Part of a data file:
···
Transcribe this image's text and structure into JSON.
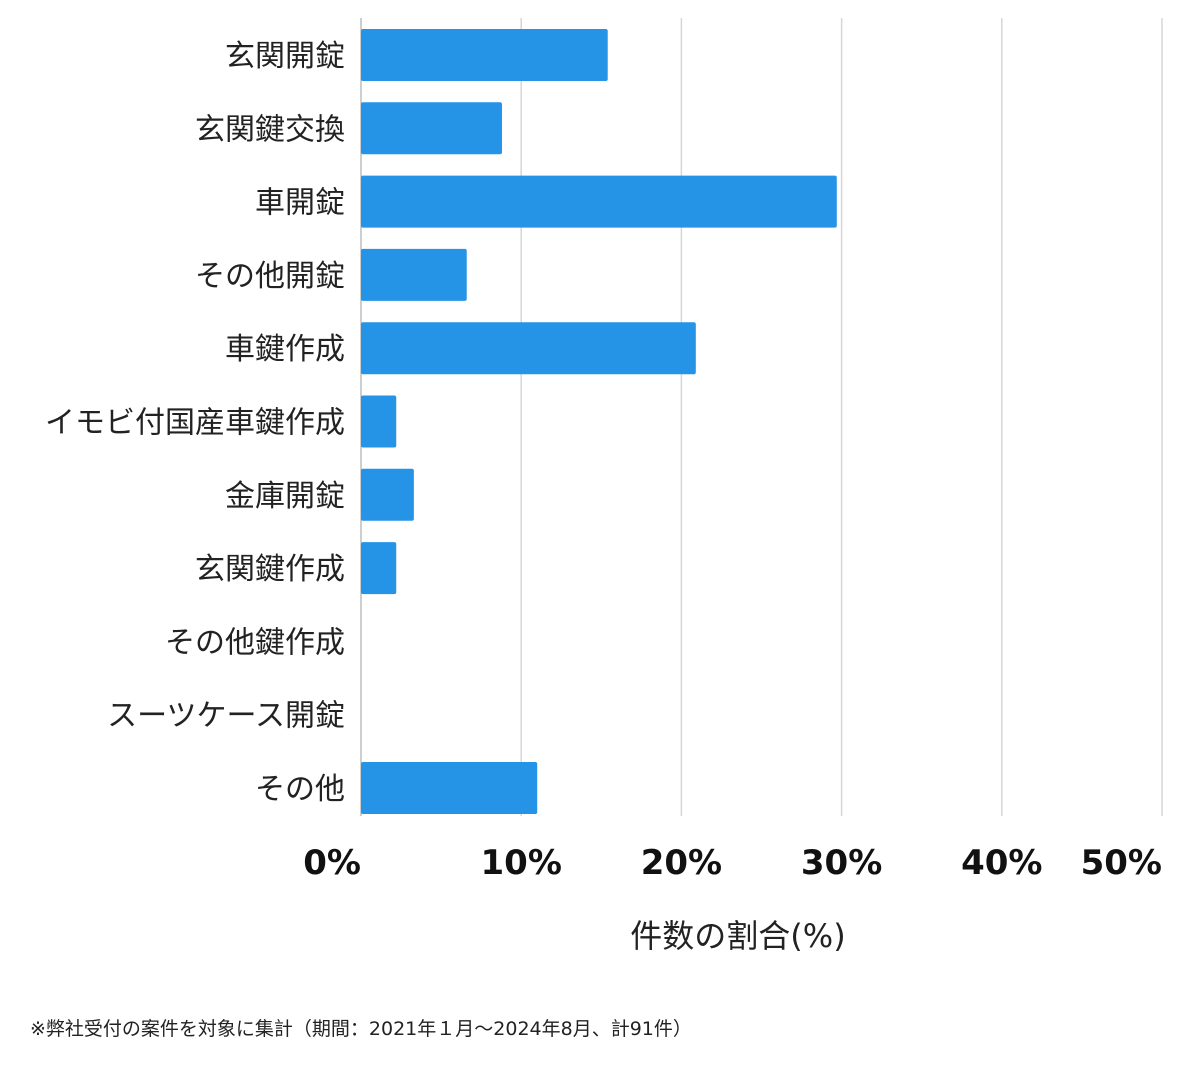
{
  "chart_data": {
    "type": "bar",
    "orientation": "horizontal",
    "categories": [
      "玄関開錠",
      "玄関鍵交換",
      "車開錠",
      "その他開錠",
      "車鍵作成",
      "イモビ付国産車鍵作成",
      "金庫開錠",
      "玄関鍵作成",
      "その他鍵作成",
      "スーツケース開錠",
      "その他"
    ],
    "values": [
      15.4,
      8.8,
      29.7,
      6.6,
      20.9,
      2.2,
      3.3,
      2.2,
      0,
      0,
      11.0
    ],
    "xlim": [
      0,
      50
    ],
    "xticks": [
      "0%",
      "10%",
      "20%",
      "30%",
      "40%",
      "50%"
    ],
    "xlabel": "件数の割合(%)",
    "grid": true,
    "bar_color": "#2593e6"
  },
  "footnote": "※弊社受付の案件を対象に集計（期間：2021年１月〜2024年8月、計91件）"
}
···
● **PROBLEM**:
Extract all the entries word for word; omit any pictures.

● **FINAL RESULT**:
Transcribe this image's text and structure into JSON.
{
  "chart_data": {
    "type": "bar",
    "orientation": "horizontal",
    "categories": [
      "玄関開錠",
      "玄関鍵交換",
      "車開錠",
      "その他開錠",
      "車鍵作成",
      "イモビ付国産車鍵作成",
      "金庫開錠",
      "玄関鍵作成",
      "その他鍵作成",
      "スーツケース開錠",
      "その他"
    ],
    "values": [
      15.4,
      8.8,
      29.7,
      6.6,
      20.9,
      2.2,
      3.3,
      2.2,
      0,
      0,
      11.0
    ],
    "xlim": [
      0,
      50
    ],
    "xticks": [
      "0%",
      "10%",
      "20%",
      "30%",
      "40%",
      "50%"
    ],
    "xlabel": "件数の割合(%)",
    "grid": true,
    "bar_color": "#2593e6"
  },
  "footnote": "※弊社受付の案件を対象に集計（期間：2021年１月〜2024年8月、計91件）"
}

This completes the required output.